Extract every line below that contains the word "text".

--- INPUT FOR THIS TASK ---

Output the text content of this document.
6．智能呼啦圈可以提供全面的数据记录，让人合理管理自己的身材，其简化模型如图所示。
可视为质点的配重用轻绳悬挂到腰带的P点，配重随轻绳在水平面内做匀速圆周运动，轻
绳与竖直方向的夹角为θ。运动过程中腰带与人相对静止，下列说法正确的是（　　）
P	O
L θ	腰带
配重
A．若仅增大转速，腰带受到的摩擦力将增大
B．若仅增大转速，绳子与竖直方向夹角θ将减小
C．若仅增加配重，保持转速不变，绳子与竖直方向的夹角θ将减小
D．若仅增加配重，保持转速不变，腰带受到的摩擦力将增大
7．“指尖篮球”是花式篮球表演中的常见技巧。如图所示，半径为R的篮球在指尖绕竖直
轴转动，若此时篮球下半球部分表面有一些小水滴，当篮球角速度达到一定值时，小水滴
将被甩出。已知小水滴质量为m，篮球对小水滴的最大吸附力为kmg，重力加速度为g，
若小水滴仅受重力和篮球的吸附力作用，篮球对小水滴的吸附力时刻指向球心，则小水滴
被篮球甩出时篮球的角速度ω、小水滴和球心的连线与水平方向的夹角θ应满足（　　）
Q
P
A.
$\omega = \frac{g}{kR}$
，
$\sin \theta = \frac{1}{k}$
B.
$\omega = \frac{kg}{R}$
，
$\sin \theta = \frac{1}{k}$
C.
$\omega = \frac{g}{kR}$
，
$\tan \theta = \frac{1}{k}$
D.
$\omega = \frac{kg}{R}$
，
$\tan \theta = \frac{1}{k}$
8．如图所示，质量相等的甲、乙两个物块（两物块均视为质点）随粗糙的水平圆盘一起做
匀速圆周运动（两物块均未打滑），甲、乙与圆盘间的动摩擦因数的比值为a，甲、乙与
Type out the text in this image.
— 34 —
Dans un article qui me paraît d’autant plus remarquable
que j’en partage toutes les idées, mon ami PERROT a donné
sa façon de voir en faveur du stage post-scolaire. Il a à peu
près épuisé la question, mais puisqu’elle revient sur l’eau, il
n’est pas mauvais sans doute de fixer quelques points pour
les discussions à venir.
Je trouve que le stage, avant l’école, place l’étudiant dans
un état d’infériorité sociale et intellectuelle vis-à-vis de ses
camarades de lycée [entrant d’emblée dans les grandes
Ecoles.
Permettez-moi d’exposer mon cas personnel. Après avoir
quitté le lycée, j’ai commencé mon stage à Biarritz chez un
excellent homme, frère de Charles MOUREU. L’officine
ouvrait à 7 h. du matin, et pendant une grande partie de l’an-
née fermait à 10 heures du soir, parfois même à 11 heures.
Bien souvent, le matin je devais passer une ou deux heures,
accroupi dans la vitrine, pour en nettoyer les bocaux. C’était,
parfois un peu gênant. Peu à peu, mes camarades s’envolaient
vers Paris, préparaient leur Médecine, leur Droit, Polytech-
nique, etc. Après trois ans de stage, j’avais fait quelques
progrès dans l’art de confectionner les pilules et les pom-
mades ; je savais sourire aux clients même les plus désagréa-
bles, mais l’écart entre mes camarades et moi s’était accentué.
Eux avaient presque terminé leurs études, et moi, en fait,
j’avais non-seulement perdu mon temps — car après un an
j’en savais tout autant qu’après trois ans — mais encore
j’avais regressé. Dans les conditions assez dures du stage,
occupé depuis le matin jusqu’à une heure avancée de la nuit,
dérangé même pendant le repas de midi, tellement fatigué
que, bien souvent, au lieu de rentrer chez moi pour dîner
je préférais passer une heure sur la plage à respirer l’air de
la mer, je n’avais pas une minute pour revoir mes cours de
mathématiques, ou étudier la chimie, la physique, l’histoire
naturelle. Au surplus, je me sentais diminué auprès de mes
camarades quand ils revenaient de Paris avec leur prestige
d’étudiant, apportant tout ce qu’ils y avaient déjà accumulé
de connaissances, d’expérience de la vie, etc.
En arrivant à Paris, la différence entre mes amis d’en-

---

== RESULT ==
Output the text content of this document.
Type out the text in this image.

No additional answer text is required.